> _Exercise goal_:
Copy out all the data, word for word.

> _Records for processing_:
— BEGIN —

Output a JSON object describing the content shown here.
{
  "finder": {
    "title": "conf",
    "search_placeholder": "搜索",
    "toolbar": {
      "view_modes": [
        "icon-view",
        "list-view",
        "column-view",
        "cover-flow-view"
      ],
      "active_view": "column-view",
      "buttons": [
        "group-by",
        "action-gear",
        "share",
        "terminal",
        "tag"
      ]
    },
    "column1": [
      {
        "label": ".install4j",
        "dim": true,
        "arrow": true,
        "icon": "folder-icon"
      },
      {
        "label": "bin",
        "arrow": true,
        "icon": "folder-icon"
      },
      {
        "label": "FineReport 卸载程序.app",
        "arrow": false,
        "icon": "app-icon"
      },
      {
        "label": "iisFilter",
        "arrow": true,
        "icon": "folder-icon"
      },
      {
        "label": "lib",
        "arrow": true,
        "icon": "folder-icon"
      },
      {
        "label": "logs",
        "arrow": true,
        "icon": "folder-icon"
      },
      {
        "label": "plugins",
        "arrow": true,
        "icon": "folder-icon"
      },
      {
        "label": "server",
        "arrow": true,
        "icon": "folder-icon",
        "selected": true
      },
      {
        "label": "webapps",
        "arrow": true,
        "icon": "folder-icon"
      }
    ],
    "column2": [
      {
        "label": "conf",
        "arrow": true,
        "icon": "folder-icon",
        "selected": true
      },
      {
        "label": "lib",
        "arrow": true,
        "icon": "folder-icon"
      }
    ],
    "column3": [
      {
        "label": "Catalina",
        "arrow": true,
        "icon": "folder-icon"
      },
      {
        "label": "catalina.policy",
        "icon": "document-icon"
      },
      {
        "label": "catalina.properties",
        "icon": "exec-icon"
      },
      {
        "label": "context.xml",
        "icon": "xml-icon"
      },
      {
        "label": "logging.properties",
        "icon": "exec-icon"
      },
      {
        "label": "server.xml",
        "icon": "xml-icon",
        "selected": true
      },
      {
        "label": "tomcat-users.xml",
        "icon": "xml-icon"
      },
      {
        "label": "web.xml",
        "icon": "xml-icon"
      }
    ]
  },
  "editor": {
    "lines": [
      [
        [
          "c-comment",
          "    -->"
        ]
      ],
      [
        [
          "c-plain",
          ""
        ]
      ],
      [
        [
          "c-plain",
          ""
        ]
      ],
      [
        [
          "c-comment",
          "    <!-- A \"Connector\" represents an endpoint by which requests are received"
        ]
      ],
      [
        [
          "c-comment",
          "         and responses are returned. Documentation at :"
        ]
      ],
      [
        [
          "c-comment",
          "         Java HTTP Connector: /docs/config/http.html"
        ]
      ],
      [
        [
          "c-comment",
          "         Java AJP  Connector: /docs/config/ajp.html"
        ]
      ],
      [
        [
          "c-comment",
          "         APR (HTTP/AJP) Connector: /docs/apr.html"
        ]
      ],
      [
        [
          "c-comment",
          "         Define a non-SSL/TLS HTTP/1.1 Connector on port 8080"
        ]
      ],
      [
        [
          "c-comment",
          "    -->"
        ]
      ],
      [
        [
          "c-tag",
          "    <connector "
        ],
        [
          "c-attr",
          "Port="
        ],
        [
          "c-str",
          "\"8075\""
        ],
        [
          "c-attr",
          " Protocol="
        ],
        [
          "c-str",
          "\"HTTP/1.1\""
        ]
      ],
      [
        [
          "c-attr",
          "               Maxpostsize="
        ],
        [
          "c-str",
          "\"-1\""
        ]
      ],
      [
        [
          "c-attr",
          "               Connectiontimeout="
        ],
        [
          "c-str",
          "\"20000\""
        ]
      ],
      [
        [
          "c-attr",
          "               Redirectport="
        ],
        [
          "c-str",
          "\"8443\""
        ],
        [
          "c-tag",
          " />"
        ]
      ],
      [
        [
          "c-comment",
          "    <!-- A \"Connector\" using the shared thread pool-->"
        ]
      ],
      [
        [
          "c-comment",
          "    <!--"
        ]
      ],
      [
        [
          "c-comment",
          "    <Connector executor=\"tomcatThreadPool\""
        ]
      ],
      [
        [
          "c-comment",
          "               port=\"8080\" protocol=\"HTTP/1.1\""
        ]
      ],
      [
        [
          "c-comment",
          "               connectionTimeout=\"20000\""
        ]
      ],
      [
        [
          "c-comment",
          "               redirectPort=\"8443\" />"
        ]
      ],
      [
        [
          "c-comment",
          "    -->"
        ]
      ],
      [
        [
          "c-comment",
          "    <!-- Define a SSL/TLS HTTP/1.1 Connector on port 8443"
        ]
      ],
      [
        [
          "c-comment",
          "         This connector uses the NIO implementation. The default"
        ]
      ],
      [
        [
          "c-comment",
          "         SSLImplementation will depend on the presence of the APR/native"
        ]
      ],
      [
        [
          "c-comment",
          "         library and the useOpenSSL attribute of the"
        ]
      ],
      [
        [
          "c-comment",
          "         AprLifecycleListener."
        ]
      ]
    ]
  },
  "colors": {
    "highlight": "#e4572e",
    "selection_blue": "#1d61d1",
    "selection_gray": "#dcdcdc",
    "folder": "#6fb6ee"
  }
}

— END —

> _Correct answer_:
Output a JSON object describing the content shown here.
{
  "finder": {
    "title": "conf",
    "search_placeholder": "搜索",
    "toolbar": {
      "view_modes": [
        "icon-view",
        "list-view",
        "column-view",
        "cover-flow-view"
      ],
      "active_view": "column-view",
      "buttons": [
        "group-by",
        "action-gear",
        "share",
        "terminal",
        "tag"
      ]
    },
    "column1": [
      {
        "label": ".install4j",
        "dim": true,
        "arrow": true,
        "icon": "folder-icon"
      },
      {
        "label": "bin",
        "arrow": true,
        "icon": "folder-icon"
      },
      {
        "label": "FineReport 卸载程序.app",
        "arrow": false,
        "icon": "app-icon"
      },
      {
        "label": "iisFilter",
        "arrow": true,
        "icon": "folder-icon"
      },
      {
        "label": "lib",
        "arrow": true,
        "icon": "folder-icon"
      },
      {
        "label": "logs",
        "arrow": true,
        "icon": "folder-icon"
      },
      {
        "label": "plugins",
        "arrow": true,
        "icon": "folder-icon"
      },
      {
        "label": "server",
        "arrow": true,
        "icon": "folder-icon",
        "selected": true
      },
      {
        "label": "webapps",
        "arrow": true,
        "icon": "folder-icon"
      }
    ],
    "column2": [
      {
        "label": "conf",
        "arrow": true,
        "icon": "folder-icon",
        "selected": true
      },
      {
        "label": "lib",
        "arrow": true,
        "icon": "folder-icon"
      }
    ],
    "column3": [
      {
        "label": "Catalina",
        "arrow": true,
        "icon": "folder-icon"
      },
      {
        "label": "catalina.policy",
        "icon": "document-icon"
      },
      {
        "label": "catalina.properties",
        "icon": "exec-icon"
      },
      {
        "label": "context.xml",
        "icon": "xml-icon"
      },
      {
        "label": "logging.properties",
        "icon": "exec-icon"
      },
      {
        "label": "server.xml",
        "icon": "xml-icon",
        "selected": true
      },
      {
        "label": "tomcat-users.xml",
        "icon": "xml-icon"
      },
      {
        "label": "web.xml",
        "icon": "xml-icon"
      }
    ]
  },
  "editor": {
    "lines": [
      [
        [
          "c-comment",
          "    -->"
        ]
      ],
      [
        [
          "c-plain",
          ""
        ]
      ],
      [
        [
          "c-plain",
          ""
        ]
      ],
      [
        [
          "c-comment",
          "    <!-- A \"Connector\" represents an endpoint by which requests are received"
        ]
      ],
      [
        [
          "c-comment",
          "         and responses are returned. Documentation at :"
        ]
      ],
      [
        [
          "c-comment",
          "         Java HTTP Connector: /docs/config/http.html"
        ]
      ],
      [
        [
          "c-comment",
          "         Java AJP  Connector: /docs/config/ajp.html"
        ]
      ],
      [
        [
          "c-comment",
          "         APR (HTTP/AJP) Connector: /docs/apr.html"
        ]
      ],
      [
        [
          "c-comment",
          "         Define a non-SSL/TLS HTTP/1.1 Connector on port 8080"
        ]
      ],
      [
        [
          "c-comment",
          "    -->"
        ]
      ],
      [
        [
          "c-tag",
          "    <connector "
        ],
        [
          "c-attr",
          "Port="
        ],
        [
          "c-str",
          "\"8075\""
        ],
        [
          "c-attr",
          " Protocol="
        ],
        [
          "c-str",
          "\"HTTP/1.1\""
        ]
      ],
      [
        [
          "c-attr",
          "               Maxpostsize="
        ],
        [
          "c-str",
          "\"-1\""
        ]
      ],
      [
        [
          "c-attr",
          "               Connectiontimeout="
        ],
        [
          "c-str",
          "\"20000\""
        ]
      ],
      [
        [
          "c-attr",
          "               Redirectport="
        ],
        [
          "c-str",
          "\"8443\""
        ],
        [
          "c-tag",
          " />"
        ]
      ],
      [
        [
          "c-comment",
          "    <!-- A \"Connector\" using the shared thread pool-->"
        ]
      ],
      [
        [
          "c-comment",
          "    <!--"
        ]
      ],
      [
        [
          "c-comment",
          "    <Connector executor=\"tomcatThreadPool\""
        ]
      ],
      [
        [
          "c-comment",
          "               port=\"8080\" protocol=\"HTTP/1.1\""
        ]
      ],
      [
        [
          "c-comment",
          "               connectionTimeout=\"20000\""
        ]
      ],
      [
        [
          "c-comment",
          "               redirectPort=\"8443\" />"
        ]
      ],
      [
        [
          "c-comment",
          "    -->"
        ]
      ],
      [
        [
          "c-comment",
          "    <!-- Define a SSL/TLS HTTP/1.1 Connector on port 8443"
        ]
      ],
      [
        [
          "c-comment",
          "         This connector uses the NIO implementation. The default"
        ]
      ],
      [
        [
          "c-comment",
          "         SSLImplementation will depend on the presence of the APR/native"
        ]
      ],
      [
        [
          "c-comment",
          "         library and the useOpenSSL attribute of the"
        ]
      ],
      [
        [
          "c-comment",
          "         AprLifecycleListener."
        ]
      ]
    ]
  },
  "colors": {
    "highlight": "#e4572e",
    "selection_blue": "#1d61d1",
    "selection_gray": "#dcdcdc",
    "folder": "#6fb6ee"
  }
}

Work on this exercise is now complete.